Entries from a visual dataset
- - - - -
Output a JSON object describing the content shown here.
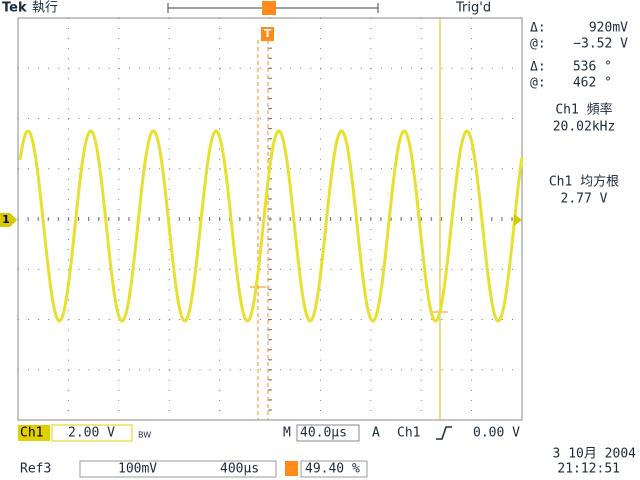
{
  "header": {
    "brand": "Tek",
    "status": "執行",
    "trigger_status": "Trig'd"
  },
  "cursor_readout": {
    "delta_label": "Δ:",
    "delta_value": "920mV",
    "at_label": "@:",
    "at_value": "−3.52 V",
    "phase_delta_label": "Δ:",
    "phase_delta": "536 °",
    "phase_at_label": "@:",
    "phase_at": "462 °"
  },
  "measurements": [
    {
      "label": "Ch1 頻率",
      "value": "20.02kHz"
    },
    {
      "label": "Ch1 均方根",
      "value": "2.77 V"
    }
  ],
  "status_bar": {
    "channel": "Ch1",
    "volts_div": "2.00 V",
    "bw": "BW",
    "timebase_label": "M",
    "timebase": "40.0µs",
    "trigger_mode": "A",
    "trigger_source": "Ch1",
    "trigger_level": "0.00 V"
  },
  "ref_bar": {
    "ref": "Ref3",
    "ref_volts": "100mV",
    "ref_time": "400µs",
    "trigger_position": "49.40 %"
  },
  "timestamp": {
    "date": "3 10月 2004",
    "time": "21:12:51"
  },
  "markers": {
    "trigger": "T",
    "channel": "1"
  }
}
- - - - -
Written problem: Pictures in the records above are left out; print everything else exactly as written.

Complete response:
Output a JSON object describing the content shown here.
{
  "header": {
    "brand": "Tek",
    "status": "執行",
    "trigger_status": "Trig'd"
  },
  "cursor_readout": {
    "delta_label": "Δ:",
    "delta_value": "920mV",
    "at_label": "@:",
    "at_value": "−3.52 V",
    "phase_delta_label": "Δ:",
    "phase_delta": "536 °",
    "phase_at_label": "@:",
    "phase_at": "462 °"
  },
  "measurements": [
    {
      "label": "Ch1 頻率",
      "value": "20.02kHz"
    },
    {
      "label": "Ch1 均方根",
      "value": "2.77 V"
    }
  ],
  "status_bar": {
    "channel": "Ch1",
    "volts_div": "2.00 V",
    "bw": "BW",
    "timebase_label": "M",
    "timebase": "40.0µs",
    "trigger_mode": "A",
    "trigger_source": "Ch1",
    "trigger_level": "0.00 V"
  },
  "ref_bar": {
    "ref": "Ref3",
    "ref_volts": "100mV",
    "ref_time": "400µs",
    "trigger_position": "49.40 %"
  },
  "timestamp": {
    "date": "3 10月 2004",
    "time": "21:12:51"
  },
  "markers": {
    "trigger": "T",
    "channel": "1"
  }
}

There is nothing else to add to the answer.